**Given instruction:** Find how many lines in the material contain "있습니다"; your answer should be that number alone.

**Extracted records:**
———

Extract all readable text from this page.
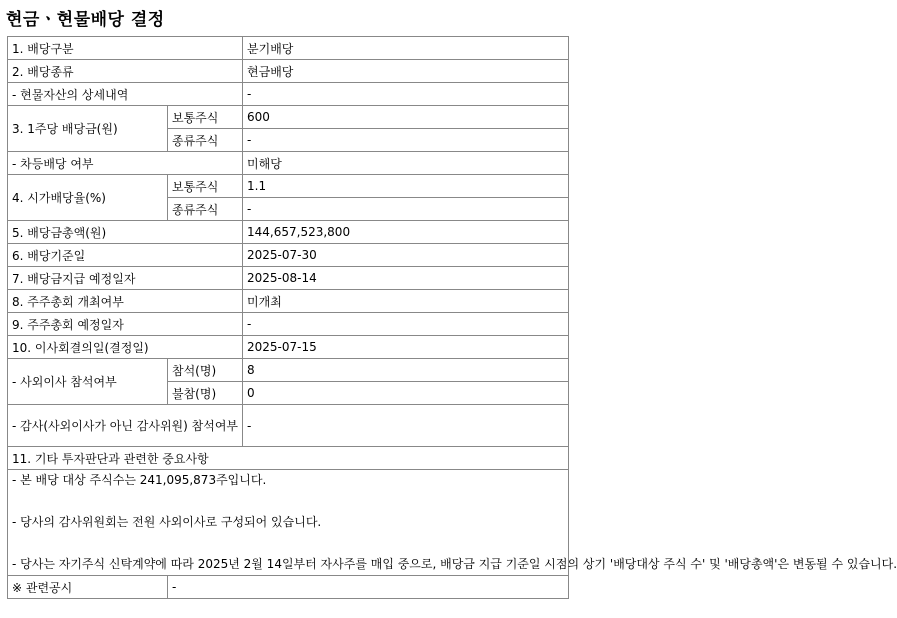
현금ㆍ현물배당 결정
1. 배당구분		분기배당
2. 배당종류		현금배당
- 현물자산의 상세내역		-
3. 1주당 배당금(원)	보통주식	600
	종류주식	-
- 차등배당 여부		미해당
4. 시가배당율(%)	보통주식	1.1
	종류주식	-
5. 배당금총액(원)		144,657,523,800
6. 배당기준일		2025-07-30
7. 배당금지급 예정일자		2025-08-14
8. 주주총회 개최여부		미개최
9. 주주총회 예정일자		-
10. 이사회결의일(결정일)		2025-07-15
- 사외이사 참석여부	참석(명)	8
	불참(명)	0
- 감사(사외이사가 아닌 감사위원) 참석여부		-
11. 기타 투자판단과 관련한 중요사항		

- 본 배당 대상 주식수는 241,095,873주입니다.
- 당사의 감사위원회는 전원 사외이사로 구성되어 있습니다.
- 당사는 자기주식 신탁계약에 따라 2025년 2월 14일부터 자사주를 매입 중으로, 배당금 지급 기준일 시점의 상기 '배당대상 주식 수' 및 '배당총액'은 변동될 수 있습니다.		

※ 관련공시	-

———

**Complete output:** 2